▶ Problem details: Rewrite every line of the rows below as one numbered list, skipping any blank lines.

[Information shown start]

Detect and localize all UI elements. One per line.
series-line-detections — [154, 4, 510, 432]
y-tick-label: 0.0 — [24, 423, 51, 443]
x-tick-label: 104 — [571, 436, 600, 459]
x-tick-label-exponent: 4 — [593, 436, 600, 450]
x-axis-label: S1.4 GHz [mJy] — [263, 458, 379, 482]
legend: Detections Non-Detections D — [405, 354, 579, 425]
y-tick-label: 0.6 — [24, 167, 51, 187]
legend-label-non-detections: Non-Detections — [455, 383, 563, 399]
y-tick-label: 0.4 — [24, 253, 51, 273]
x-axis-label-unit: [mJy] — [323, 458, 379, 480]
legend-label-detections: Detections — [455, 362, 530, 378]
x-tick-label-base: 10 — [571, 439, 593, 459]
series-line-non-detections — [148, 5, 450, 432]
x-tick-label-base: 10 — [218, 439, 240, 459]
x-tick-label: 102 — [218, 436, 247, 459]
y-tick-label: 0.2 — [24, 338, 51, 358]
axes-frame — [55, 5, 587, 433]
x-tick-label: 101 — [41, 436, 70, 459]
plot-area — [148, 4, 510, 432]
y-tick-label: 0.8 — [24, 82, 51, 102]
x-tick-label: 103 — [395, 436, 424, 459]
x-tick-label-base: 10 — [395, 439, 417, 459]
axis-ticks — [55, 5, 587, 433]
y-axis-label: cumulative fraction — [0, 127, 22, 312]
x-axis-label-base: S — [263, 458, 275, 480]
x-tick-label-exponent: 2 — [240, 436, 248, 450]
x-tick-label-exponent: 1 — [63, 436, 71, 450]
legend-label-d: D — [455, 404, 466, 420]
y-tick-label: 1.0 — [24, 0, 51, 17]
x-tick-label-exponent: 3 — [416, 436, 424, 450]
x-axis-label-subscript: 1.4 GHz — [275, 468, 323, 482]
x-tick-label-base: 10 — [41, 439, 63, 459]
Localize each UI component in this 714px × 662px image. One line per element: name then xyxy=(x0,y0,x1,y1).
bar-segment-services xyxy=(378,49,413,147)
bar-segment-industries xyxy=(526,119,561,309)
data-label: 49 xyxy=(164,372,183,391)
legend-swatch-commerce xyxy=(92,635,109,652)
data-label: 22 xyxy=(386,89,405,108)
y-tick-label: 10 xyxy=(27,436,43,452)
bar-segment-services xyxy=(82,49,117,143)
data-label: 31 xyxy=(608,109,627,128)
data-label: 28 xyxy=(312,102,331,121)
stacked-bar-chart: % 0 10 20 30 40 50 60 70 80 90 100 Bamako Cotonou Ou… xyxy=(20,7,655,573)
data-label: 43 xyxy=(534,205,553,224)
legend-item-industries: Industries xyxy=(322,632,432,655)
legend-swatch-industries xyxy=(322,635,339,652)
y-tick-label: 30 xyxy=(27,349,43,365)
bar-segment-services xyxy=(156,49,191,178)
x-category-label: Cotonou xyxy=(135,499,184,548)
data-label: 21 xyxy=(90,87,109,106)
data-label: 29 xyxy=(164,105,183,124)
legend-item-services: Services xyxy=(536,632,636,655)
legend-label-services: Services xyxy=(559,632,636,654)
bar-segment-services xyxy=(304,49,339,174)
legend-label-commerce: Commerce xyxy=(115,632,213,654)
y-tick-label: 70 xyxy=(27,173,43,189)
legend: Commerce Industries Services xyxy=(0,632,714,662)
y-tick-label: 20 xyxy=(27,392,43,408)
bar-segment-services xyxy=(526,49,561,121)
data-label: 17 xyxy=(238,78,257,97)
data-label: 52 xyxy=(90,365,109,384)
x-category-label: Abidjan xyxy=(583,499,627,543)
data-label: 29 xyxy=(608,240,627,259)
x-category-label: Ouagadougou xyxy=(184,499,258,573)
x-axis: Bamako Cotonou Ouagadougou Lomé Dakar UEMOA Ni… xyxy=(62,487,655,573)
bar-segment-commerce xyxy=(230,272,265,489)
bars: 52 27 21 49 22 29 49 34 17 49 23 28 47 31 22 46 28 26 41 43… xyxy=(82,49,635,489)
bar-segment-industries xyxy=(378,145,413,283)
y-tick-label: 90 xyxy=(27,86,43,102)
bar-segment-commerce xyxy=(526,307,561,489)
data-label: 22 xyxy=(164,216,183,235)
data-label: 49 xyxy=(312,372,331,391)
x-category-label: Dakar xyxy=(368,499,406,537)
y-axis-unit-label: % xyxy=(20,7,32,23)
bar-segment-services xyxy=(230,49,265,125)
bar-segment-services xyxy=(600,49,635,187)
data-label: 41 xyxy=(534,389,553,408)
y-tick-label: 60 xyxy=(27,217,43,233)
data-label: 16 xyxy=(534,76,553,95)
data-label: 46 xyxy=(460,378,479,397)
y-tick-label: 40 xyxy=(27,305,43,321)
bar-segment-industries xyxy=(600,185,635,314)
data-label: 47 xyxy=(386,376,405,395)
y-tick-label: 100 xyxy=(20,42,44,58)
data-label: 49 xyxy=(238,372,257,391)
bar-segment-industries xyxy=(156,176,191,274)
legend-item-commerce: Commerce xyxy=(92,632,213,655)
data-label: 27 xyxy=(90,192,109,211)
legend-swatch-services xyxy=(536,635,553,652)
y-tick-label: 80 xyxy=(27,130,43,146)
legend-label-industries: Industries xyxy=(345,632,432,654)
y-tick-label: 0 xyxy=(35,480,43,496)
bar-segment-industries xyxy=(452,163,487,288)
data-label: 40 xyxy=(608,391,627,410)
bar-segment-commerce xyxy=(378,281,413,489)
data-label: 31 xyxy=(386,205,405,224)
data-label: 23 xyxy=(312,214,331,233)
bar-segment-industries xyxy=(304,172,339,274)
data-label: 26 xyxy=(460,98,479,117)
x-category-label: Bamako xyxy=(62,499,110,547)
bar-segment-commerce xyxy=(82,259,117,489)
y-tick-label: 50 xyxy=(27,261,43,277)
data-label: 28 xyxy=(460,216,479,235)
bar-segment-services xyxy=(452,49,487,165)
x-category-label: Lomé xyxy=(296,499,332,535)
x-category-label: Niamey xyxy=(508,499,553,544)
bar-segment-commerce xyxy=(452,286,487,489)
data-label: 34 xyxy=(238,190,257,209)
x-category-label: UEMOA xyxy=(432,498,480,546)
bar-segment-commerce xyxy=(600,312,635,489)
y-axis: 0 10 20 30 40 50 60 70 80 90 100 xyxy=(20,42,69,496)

[Information shown end]

▶ Solution below:
1. Detect and localize all UI elements. One per line.
2. series-line-detections — [154, 4, 510, 432]
3. y-tick-label: 0.0 — [24, 423, 51, 443]
4. x-tick-label: 104 — [571, 436, 600, 459]
5. x-tick-label-exponent: 4 — [593, 436, 600, 450]
6. x-axis-label: S1.4 GHz [mJy] — [263, 458, 379, 482]
7. legend: Detections Non-Detections D — [405, 354, 579, 425]
8. y-tick-label: 0.6 — [24, 167, 51, 187]
9. legend-label-non-detections: Non-Detections — [455, 383, 563, 399]
10. y-tick-label: 0.4 — [24, 253, 51, 273]
11. x-axis-label-unit: [mJy] — [323, 458, 379, 480]
12. legend-label-detections: Detections — [455, 362, 530, 378]
13. x-tick-label-base: 10 — [571, 439, 593, 459]
14. series-line-non-detections — [148, 5, 450, 432]
15. x-tick-label-base: 10 — [218, 439, 240, 459]
16. x-tick-label: 102 — [218, 436, 247, 459]
17. y-tick-label: 0.2 — [24, 338, 51, 358]
18. axes-frame — [55, 5, 587, 433]
19. x-tick-label: 101 — [41, 436, 70, 459]
20. plot-area — [148, 4, 510, 432]
21. y-tick-label: 0.8 — [24, 82, 51, 102]
22. x-tick-label: 103 — [395, 436, 424, 459]
23. x-tick-label-base: 10 — [395, 439, 417, 459]
24. axis-ticks — [55, 5, 587, 433]
25. y-axis-label: cumulative fraction — [0, 127, 22, 312]
26. x-axis-label-base: S — [263, 458, 275, 480]
27. x-tick-label-exponent: 2 — [240, 436, 248, 450]
28. x-tick-label-exponent: 1 — [63, 436, 71, 450]
29. legend-label-d: D — [455, 404, 466, 420]
30. y-tick-label: 1.0 — [24, 0, 51, 17]
31. x-tick-label-exponent: 3 — [416, 436, 424, 450]
32. x-axis-label-subscript: 1.4 GHz — [275, 468, 323, 482]
33. x-tick-label-base: 10 — [41, 439, 63, 459]
34. Localize each UI component in this 714px × 662px image. One line per element: name then xyxy=(x0,y0,x1,y1).
35. bar-segment-services xyxy=(378,49,413,147)
36. bar-segment-industries xyxy=(526,119,561,309)
37. data-label: 49 xyxy=(164,372,183,391)
38. legend-swatch-commerce xyxy=(92,635,109,652)
39. data-label: 22 xyxy=(386,89,405,108)
40. y-tick-label: 10 xyxy=(27,436,43,452)
41. bar-segment-services xyxy=(82,49,117,143)
42. data-label: 31 xyxy=(608,109,627,128)
43. data-label: 28 xyxy=(312,102,331,121)
44. stacked-bar-chart: % 0 10 20 30 40 50 60 70 80 90 100 Bamako Cotonou Ou… xyxy=(20,7,655,573)
45. data-label: 43 xyxy=(534,205,553,224)
46. legend-item-industries: Industries xyxy=(322,632,432,655)
47. legend-swatch-industries xyxy=(322,635,339,652)
48. y-tick-label: 30 xyxy=(27,349,43,365)
49. bar-segment-services xyxy=(156,49,191,178)
50. x-category-label: Cotonou xyxy=(135,499,184,548)
51. data-label: 21 xyxy=(90,87,109,106)
52. data-label: 29 xyxy=(164,105,183,124)
53. legend-item-services: Services xyxy=(536,632,636,655)
54. legend-label-services: Services xyxy=(559,632,636,654)
55. bar-segment-services xyxy=(304,49,339,174)
56. legend-label-commerce: Commerce xyxy=(115,632,213,654)
57. y-tick-label: 70 xyxy=(27,173,43,189)
58. legend: Commerce Industries Services xyxy=(0,632,714,662)
59. y-tick-label: 20 xyxy=(27,392,43,408)
60. bar-segment-services xyxy=(526,49,561,121)
61. data-label: 17 xyxy=(238,78,257,97)
62. data-label: 52 xyxy=(90,365,109,384)
63. x-category-label: Abidjan xyxy=(583,499,627,543)
64. data-label: 29 xyxy=(608,240,627,259)
65. x-category-label: Ouagadougou xyxy=(184,499,258,573)
66. x-axis: Bamako Cotonou Ouagadougou Lomé Dakar UEMOA Ni… xyxy=(62,487,655,573)
67. bar-segment-commerce xyxy=(230,272,265,489)
68. bars: 52 27 21 49 22 29 49 34 17 49 23 28 47 31 22 46 28 26 41 43… xyxy=(82,49,635,489)
69. bar-segment-industries xyxy=(378,145,413,283)
70. y-tick-label: 90 xyxy=(27,86,43,102)
71. bar-segment-commerce xyxy=(526,307,561,489)
72. data-label: 22 xyxy=(164,216,183,235)
73. data-label: 49 xyxy=(312,372,331,391)
74. x-category-label: Dakar xyxy=(368,499,406,537)
75. y-axis-unit-label: % xyxy=(20,7,32,23)
76. bar-segment-services xyxy=(230,49,265,125)
77. bar-segment-services xyxy=(600,49,635,187)
78. data-label: 41 xyxy=(534,389,553,408)
79. y-tick-label: 60 xyxy=(27,217,43,233)
80. data-label: 16 xyxy=(534,76,553,95)
81. data-label: 46 xyxy=(460,378,479,397)
82. y-tick-label: 40 xyxy=(27,305,43,321)
83. bar-segment-industries xyxy=(600,185,635,314)
84. data-label: 47 xyxy=(386,376,405,395)
85. y-tick-label: 100 xyxy=(20,42,44,58)
86. data-label: 49 xyxy=(238,372,257,391)
87. bar-segment-industries xyxy=(156,176,191,274)
88. legend-item-commerce: Commerce xyxy=(92,632,213,655)
89. data-label: 27 xyxy=(90,192,109,211)
90. legend-swatch-services xyxy=(536,635,553,652)
91. y-tick-label: 80 xyxy=(27,130,43,146)
92. legend-label-industries: Industries xyxy=(345,632,432,654)
93. y-tick-label: 0 xyxy=(35,480,43,496)
94. bar-segment-industries xyxy=(452,163,487,288)
95. data-label: 40 xyxy=(608,391,627,410)
96. bar-segment-commerce xyxy=(378,281,413,489)
97. data-label: 31 xyxy=(386,205,405,224)
98. data-label: 23 xyxy=(312,214,331,233)
99. bar-segment-industries xyxy=(304,172,339,274)
100. data-label: 26 xyxy=(460,98,479,117)
101. x-category-label: Bamako xyxy=(62,499,110,547)
102. bar-segment-commerce xyxy=(82,259,117,489)
103. y-tick-label: 50 xyxy=(27,261,43,277)
104. data-label: 28 xyxy=(460,216,479,235)
105. bar-segment-services xyxy=(452,49,487,165)
106. x-category-label: Lomé xyxy=(296,499,332,535)
107. x-category-label: Niamey xyxy=(508,499,553,544)
108. bar-segment-commerce xyxy=(452,286,487,489)
109. data-label: 34 xyxy=(238,190,257,209)
110. x-category-label: UEMOA xyxy=(432,498,480,546)
111. bar-segment-commerce xyxy=(600,312,635,489)
112. y-axis: 0 10 20 30 40 50 60 70 80 90 100 xyxy=(20,42,69,496)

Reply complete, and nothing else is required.